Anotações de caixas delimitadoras

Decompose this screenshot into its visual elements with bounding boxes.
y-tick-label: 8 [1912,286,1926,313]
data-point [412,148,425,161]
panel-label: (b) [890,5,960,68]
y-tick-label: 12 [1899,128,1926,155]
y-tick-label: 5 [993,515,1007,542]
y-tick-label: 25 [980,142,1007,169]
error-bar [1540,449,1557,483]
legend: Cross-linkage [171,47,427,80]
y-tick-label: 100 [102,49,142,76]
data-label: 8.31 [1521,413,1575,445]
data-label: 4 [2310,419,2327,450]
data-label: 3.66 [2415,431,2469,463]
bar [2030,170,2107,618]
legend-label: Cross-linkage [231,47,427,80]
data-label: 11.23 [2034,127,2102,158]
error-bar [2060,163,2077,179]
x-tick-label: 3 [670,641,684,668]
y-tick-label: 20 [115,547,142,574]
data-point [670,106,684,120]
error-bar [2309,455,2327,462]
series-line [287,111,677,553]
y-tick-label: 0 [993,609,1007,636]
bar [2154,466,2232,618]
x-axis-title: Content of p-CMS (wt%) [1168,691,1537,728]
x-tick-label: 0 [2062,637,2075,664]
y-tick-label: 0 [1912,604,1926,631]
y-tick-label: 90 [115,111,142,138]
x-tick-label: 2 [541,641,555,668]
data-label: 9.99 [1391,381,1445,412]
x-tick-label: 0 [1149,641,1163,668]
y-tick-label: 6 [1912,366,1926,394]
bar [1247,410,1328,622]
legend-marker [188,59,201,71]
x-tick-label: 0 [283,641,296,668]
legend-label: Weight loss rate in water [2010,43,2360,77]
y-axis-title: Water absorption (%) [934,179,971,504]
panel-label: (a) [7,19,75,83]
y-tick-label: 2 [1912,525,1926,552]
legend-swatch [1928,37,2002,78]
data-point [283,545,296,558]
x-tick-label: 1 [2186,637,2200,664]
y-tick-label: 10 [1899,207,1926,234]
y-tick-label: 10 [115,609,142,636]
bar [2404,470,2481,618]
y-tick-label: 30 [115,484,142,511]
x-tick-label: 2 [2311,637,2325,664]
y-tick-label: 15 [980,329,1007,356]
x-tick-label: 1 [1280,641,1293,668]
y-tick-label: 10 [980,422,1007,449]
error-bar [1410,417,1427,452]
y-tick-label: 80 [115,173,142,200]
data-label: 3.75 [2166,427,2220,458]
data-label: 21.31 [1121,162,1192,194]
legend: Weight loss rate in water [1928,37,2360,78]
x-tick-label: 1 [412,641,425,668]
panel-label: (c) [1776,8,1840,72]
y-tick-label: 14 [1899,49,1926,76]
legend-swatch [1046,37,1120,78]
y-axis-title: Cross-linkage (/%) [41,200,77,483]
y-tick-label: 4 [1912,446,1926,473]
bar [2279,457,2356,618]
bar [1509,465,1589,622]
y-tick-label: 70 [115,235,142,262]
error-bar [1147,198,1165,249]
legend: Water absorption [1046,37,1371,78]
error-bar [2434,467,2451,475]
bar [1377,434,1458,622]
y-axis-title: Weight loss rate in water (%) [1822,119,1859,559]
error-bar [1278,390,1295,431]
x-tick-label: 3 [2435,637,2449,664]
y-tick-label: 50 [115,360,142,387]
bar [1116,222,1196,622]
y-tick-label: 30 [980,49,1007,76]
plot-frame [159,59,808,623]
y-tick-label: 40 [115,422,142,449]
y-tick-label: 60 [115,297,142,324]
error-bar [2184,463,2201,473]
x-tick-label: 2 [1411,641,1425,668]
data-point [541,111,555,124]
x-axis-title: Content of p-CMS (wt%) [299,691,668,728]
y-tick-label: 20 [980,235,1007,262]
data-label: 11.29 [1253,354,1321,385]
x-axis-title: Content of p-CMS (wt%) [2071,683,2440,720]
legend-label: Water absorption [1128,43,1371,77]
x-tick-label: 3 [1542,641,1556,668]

## [SUAS INSTRUÇÕES]
Substitua "Cross-linkage" por "Crosslinking" nas linhas acima que vão da primeira até a que contém "data-label: 4 [2310,419,2327,450]", inclusive. Reproduza apenas essas linhas, sem nenhuma outra alteração.

## [SOLUÇÃO DO EXERCÍCIO]
Decompose this screenshot into its visual elements with bounding boxes.
y-tick-label: 8 [1912,286,1926,313]
data-point [412,148,425,161]
panel-label: (b) [890,5,960,68]
y-tick-label: 12 [1899,128,1926,155]
y-tick-label: 5 [993,515,1007,542]
y-tick-label: 25 [980,142,1007,169]
error-bar [1540,449,1557,483]
legend: Crosslinking [171,47,427,80]
y-tick-label: 100 [102,49,142,76]
data-label: 8.31 [1521,413,1575,445]
data-label: 4 [2310,419,2327,450]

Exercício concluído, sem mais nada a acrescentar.